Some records
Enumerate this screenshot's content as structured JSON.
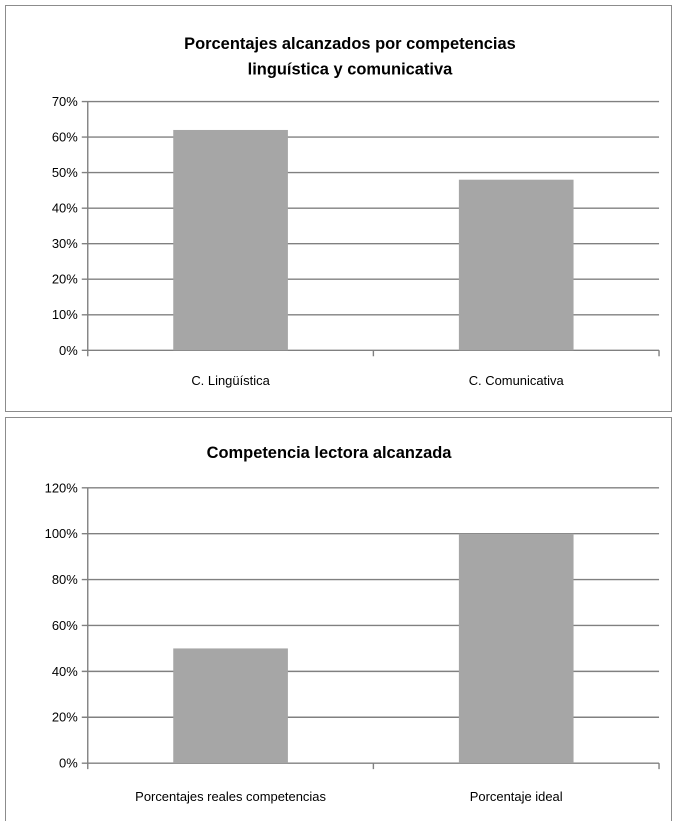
{
  "chart_data": [
    {
      "type": "bar",
      "title": "Porcentajes alcanzados por competencias linguística y comunicativa",
      "title_lines": [
        "Porcentajes alcanzados por competencias",
        "linguística y comunicativa"
      ],
      "categories": [
        "C. Lingüística",
        "C. Comunicativa"
      ],
      "values": [
        62,
        48
      ],
      "value_unit": "%",
      "ylim": [
        0,
        70
      ],
      "yticks": [
        0,
        10,
        20,
        30,
        40,
        50,
        60,
        70
      ],
      "ytick_labels": [
        "0%",
        "10%",
        "20%",
        "30%",
        "40%",
        "50%",
        "60%",
        "70%"
      ],
      "grid": true,
      "legend": "none",
      "bar_color": "#a6a6a6",
      "grid_color": "#808080",
      "xlabel": "",
      "ylabel": ""
    },
    {
      "type": "bar",
      "title": "Competencia lectora alcanzada",
      "title_lines": [
        "Competencia lectora alcanzada"
      ],
      "categories": [
        "Porcentajes reales competencias",
        "Porcentaje ideal"
      ],
      "values": [
        50,
        100
      ],
      "value_unit": "%",
      "ylim": [
        0,
        120
      ],
      "yticks": [
        0,
        20,
        40,
        60,
        80,
        100,
        120
      ],
      "ytick_labels": [
        "0%",
        "20%",
        "40%",
        "60%",
        "80%",
        "100%",
        "120%"
      ],
      "grid": true,
      "legend": "none",
      "bar_color": "#a6a6a6",
      "grid_color": "#808080",
      "xlabel": "",
      "ylabel": ""
    }
  ]
}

» **THE EXERCISE**
Without the pictures, reproduce every line of the records above exactly.

» **EXERCISE RESULT**
Enumerate this screenshot's content as structured JSON.
{
  "chart_data": [
    {
      "type": "bar",
      "title": "Porcentajes alcanzados por competencias linguística y comunicativa",
      "title_lines": [
        "Porcentajes alcanzados por competencias",
        "linguística y comunicativa"
      ],
      "categories": [
        "C. Lingüística",
        "C. Comunicativa"
      ],
      "values": [
        62,
        48
      ],
      "value_unit": "%",
      "ylim": [
        0,
        70
      ],
      "yticks": [
        0,
        10,
        20,
        30,
        40,
        50,
        60,
        70
      ],
      "ytick_labels": [
        "0%",
        "10%",
        "20%",
        "30%",
        "40%",
        "50%",
        "60%",
        "70%"
      ],
      "grid": true,
      "legend": "none",
      "bar_color": "#a6a6a6",
      "grid_color": "#808080",
      "xlabel": "",
      "ylabel": ""
    },
    {
      "type": "bar",
      "title": "Competencia lectora alcanzada",
      "title_lines": [
        "Competencia lectora alcanzada"
      ],
      "categories": [
        "Porcentajes reales competencias",
        "Porcentaje ideal"
      ],
      "values": [
        50,
        100
      ],
      "value_unit": "%",
      "ylim": [
        0,
        120
      ],
      "yticks": [
        0,
        20,
        40,
        60,
        80,
        100,
        120
      ],
      "ytick_labels": [
        "0%",
        "20%",
        "40%",
        "60%",
        "80%",
        "100%",
        "120%"
      ],
      "grid": true,
      "legend": "none",
      "bar_color": "#a6a6a6",
      "grid_color": "#808080",
      "xlabel": "",
      "ylabel": ""
    }
  ]
}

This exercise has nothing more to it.